= EXERCISE TASK =
Read the lines that follow and pick out every one containing the word "Budgeted".

= DATA PROVIDED =
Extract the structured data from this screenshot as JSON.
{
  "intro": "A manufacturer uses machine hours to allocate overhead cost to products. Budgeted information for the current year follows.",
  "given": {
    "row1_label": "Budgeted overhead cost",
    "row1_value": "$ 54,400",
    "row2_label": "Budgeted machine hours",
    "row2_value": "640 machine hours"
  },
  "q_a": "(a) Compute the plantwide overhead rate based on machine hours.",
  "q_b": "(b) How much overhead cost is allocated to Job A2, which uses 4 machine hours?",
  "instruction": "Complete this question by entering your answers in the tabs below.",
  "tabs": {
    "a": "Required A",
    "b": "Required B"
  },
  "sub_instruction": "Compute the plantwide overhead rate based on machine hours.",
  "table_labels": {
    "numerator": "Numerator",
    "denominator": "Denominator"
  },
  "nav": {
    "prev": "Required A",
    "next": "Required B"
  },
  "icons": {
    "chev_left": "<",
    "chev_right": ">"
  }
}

= SOLUTION BELOW =
  "intro": "A manufacturer uses machine hours to allocate overhead cost to products. Budgeted information for the current year follows.",
    "row1_label": "Budgeted overhead cost",
    "row2_label": "Budgeted machine hours",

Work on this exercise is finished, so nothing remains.